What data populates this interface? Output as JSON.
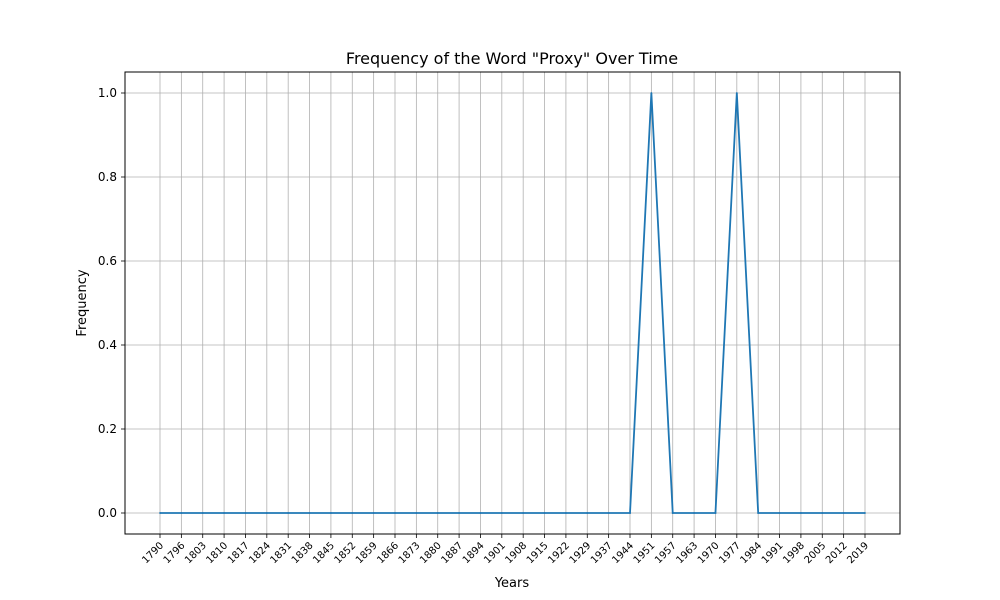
{
  "chart_data": {
    "type": "line",
    "title": "Frequency of the Word \"Proxy\" Over Time",
    "xlabel": "Years",
    "ylabel": "Frequency",
    "categories": [
      "1790",
      "1796",
      "1803",
      "1810",
      "1817",
      "1824",
      "1831",
      "1838",
      "1845",
      "1852",
      "1859",
      "1866",
      "1873",
      "1880",
      "1887",
      "1894",
      "1901",
      "1908",
      "1915",
      "1922",
      "1929",
      "1937",
      "1944",
      "1951",
      "1957",
      "1963",
      "1970",
      "1977",
      "1984",
      "1991",
      "1998",
      "2005",
      "2012",
      "2019"
    ],
    "series": [
      {
        "name": "Proxy",
        "color": "#1f77b4",
        "values": [
          0,
          0,
          0,
          0,
          0,
          0,
          0,
          0,
          0,
          0,
          0,
          0,
          0,
          0,
          0,
          0,
          0,
          0,
          0,
          0,
          0,
          0,
          0,
          1,
          0,
          0,
          0,
          1,
          0,
          0,
          0,
          0,
          0,
          0
        ]
      }
    ],
    "ylim": [
      -0.05,
      1.05
    ],
    "yticks": [
      0.0,
      0.2,
      0.4,
      0.6,
      0.8,
      1.0
    ],
    "ytick_labels": [
      "0.0",
      "0.2",
      "0.4",
      "0.6",
      "0.8",
      "1.0"
    ],
    "grid": true
  }
}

● ● ● ● ● ● ●

**Exercise aim:**
Copy all lines from the material that contain "Proxy".

**Result of this exercise:**
    "title": "Frequency of the Word \"Proxy\" Over Time",
        "name": "Proxy",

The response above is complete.